* **Excerpt to read**:
────────

Resected lobe and number of cases using Hem-o-Lok clips

Variable Single-port (n=37) Multi-port (n=67) p-value
Resected lobe 0.03
 Right upper lobe 1/11 (9.1) 0/15
 Right middle lobe 1/1 (100) 0/13
 Right lower lobe 0/2 (0) 0/22
 Left upperlobe 7/11 (63.6) 0/11
 Left lower lobe 4/12 (33.3) 0/6

Values are presented as number/total number (%).

After the lobectomy, we performed SLND in every case. The most difficult part of SLND in SPVATS was the subcarinal and the paratracheal lymph node dissection after the left lobectomy; these nodes were located deep and were difficult to expose. In case of left lower lobectomy, subcarinal lymph node dissection before the division of the left lower bronchus was helpful in exposing the subcarinal area to ensure good anterior retraction of the left lower bronchus. In our study, SPVATS was converted into MPVATS or open thoracotomy in 8 patients (17.8%). This rate is relatively high in comparison with other reports. According to the previously published literature, the conversion rate was 2.0%–10.0% [26].

────────

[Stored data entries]
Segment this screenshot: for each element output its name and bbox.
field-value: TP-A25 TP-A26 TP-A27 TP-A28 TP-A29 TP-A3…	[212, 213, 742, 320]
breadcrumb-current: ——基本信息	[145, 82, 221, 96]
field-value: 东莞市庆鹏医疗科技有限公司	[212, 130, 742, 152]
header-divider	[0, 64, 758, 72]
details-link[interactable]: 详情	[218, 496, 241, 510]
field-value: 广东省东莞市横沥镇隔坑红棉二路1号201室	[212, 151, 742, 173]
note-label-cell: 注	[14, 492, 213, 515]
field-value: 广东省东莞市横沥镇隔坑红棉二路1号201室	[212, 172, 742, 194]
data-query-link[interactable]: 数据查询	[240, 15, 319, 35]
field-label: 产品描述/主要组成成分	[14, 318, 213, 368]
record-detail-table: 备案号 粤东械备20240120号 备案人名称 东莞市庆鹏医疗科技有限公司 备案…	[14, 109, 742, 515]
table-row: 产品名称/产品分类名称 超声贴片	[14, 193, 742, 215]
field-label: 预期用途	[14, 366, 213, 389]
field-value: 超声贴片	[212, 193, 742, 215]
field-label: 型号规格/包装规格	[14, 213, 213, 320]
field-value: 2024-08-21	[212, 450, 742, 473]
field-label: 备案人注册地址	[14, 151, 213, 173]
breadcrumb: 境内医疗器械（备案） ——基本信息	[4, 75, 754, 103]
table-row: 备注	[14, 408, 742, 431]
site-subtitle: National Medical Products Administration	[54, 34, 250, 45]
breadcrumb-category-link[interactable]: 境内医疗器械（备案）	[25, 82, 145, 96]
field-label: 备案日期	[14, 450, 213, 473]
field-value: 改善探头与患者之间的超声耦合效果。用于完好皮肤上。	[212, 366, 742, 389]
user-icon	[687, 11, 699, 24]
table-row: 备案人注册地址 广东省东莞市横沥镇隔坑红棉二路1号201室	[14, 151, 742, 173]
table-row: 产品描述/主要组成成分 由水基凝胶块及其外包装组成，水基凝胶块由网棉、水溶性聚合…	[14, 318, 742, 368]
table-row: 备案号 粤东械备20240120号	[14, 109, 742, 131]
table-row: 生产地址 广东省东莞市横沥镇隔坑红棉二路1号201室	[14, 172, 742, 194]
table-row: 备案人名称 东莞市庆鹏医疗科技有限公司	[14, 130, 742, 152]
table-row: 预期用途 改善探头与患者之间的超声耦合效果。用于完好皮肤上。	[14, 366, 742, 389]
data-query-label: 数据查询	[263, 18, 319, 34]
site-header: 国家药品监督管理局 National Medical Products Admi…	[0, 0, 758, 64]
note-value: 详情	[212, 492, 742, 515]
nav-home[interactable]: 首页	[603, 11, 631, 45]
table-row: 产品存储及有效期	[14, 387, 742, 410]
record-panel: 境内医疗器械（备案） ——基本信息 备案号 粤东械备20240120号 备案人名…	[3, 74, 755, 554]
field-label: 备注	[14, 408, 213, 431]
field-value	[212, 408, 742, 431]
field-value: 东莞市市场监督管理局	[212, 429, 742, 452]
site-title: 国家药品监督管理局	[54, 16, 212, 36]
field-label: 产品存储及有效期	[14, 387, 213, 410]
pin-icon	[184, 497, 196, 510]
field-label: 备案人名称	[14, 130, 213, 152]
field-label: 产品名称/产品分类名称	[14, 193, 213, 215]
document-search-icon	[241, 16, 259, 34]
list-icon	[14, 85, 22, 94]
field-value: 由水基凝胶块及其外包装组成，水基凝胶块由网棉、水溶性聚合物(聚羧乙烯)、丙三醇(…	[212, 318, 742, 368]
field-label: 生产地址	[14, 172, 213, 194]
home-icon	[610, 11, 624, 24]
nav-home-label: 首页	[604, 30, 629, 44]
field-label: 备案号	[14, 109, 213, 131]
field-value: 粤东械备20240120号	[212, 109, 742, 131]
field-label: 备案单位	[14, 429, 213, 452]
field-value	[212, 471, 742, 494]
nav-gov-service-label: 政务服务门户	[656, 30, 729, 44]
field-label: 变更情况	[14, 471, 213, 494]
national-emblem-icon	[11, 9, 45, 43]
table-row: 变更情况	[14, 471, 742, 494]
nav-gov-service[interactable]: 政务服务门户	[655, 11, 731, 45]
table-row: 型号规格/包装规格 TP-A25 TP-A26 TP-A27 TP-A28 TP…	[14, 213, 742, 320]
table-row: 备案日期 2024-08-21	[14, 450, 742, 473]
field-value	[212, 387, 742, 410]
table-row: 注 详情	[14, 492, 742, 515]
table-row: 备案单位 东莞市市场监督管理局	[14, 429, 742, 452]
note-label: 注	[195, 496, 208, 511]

────────

* **Tasks for this exercise**:
[1] In the text on single-port lung surgery, why was dissecting the subcarinal and paratracheal lymph nodes after a left lobectomy the hardest part of SLND in SPVATS? Answer in one to three sentences.
[2] Continue the text on single-port lung surgery from its last sentence.
The listing above comes from a separate source and is unrelated to the surgical text.

* **Response list**:
[1] It was the hardest part because those nodes lay deep and were difficult to expose.

[2]
In our opinion, this difference can be explained by proficiency with the surgical procedure, the surgical indications, and the frequency of pleural adhesions. A number of conversion cases were in the beginning phase of SPVATS. Over time and with experience, the number of conversion cases has decreased. The surgical indications for SPVATS in most studies that reported a very low conversion rate were clinical stage I disease [4,6]. However, our indications for SPVATS were broader, including clinical stage II disease and clinical stage T1/2 with single-station N2 disease. In other reports, the rate of pleural adhesion was low (2.0%–30.0%) [3,4]. In our study, pleural adhesion was found in 18 (40.0%) of the candidates (n=45) considered for SPVATS. In 6 of these patients, SPVATS was converted into 3-port VATS.

The operation time of SPVATS for primary lung cancer was 132–227 minutes [46]. Our median operation time was 210 minutes (range, 100 to 495 minutes). Over time and with experience, the operation time decreased (correlation coefficient=−0.47, p< 0.01) (Fig. 2).

Fig. 2.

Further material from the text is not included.